■ What is required ■
Print all records exactly, leaving nothing out.
Start Excerpted records
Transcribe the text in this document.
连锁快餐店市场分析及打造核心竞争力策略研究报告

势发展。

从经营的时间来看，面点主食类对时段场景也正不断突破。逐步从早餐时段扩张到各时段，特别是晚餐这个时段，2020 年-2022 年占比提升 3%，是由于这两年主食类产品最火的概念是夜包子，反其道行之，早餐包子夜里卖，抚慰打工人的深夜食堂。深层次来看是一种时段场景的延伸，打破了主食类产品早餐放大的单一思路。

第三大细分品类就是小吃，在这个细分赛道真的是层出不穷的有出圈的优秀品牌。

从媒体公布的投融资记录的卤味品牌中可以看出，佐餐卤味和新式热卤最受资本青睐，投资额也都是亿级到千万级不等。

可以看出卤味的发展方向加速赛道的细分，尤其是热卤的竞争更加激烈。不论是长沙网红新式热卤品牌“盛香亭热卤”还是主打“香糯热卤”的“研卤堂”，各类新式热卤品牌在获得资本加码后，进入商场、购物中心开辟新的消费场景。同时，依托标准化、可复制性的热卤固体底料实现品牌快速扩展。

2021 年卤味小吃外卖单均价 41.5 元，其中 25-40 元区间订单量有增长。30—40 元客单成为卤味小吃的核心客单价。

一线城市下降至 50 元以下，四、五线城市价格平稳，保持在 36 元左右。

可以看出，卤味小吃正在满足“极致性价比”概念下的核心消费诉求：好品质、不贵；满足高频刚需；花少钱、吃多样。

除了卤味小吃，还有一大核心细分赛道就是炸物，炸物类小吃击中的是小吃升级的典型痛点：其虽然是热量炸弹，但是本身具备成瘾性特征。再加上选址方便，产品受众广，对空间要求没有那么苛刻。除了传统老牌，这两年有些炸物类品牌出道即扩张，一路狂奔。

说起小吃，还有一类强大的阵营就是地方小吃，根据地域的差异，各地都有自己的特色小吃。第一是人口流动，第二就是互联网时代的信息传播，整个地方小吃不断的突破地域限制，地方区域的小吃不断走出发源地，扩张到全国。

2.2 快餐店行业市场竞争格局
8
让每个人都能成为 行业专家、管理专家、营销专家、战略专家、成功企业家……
End Excerpted records
■ Task response ■
Transcribe the text in this document.
连锁快餐店市场分析及打造核心竞争力策略研究报告

势发展。

从经营的时间来看，面点主食类对时段场景也正不断突破。逐步从早餐时段扩张到各时段，特别是晚餐这个时段，2020 年-2022 年占比提升 3%，是由于这两年主食类产品最火的概念是夜包子，反其道行之，早餐包子夜里卖，抚慰打工人的深夜食堂。深层次来看是一种时段场景的延伸，打破了主食类产品早餐放大的单一思路。

第三大细分品类就是小吃，在这个细分赛道真的是层出不穷的有出圈的优秀品牌。

从媒体公布的投融资记录的卤味品牌中可以看出，佐餐卤味和新式热卤最受资本青睐，投资额也都是亿级到千万级不等。

可以看出卤味的发展方向加速赛道的细分，尤其是热卤的竞争更加激烈。不论是长沙网红新式热卤品牌“盛香亭热卤”还是主打“香糯热卤”的“研卤堂”，各类新式热卤品牌在获得资本加码后，进入商场、购物中心开辟新的消费场景。同时，依托标准化、可复制性的热卤固体底料实现品牌快速扩展。

2021 年卤味小吃外卖单均价 41.5 元，其中 25-40 元区间订单量有增长。30—40 元客单成为卤味小吃的核心客单价。

一线城市下降至 50 元以下，四、五线城市价格平稳，保持在 36 元左右。

可以看出，卤味小吃正在满足“极致性价比”概念下的核心消费诉求：好品质、不贵；满足高频刚需；花少钱、吃多样。

除了卤味小吃，还有一大核心细分赛道就是炸物，炸物类小吃击中的是小吃升级的典型痛点：其虽然是热量炸弹，但是本身具备成瘾性特征。再加上选址方便，产品受众广，对空间要求没有那么苛刻。除了传统老牌，这两年有些炸物类品牌出道即扩张，一路狂奔。

说起小吃，还有一类强大的阵营就是地方小吃，根据地域的差异，各地都有自己的特色小吃。第一是人口流动，第二就是互联网时代的信息传播，整个地方小吃不断的突破地域限制，地方区域的小吃不断走出发源地，扩张到全国。

2.2 快餐店行业市场竞争格局
8
让每个人都能成为 行业专家、管理专家、营销专家、战略专家、成功企业家……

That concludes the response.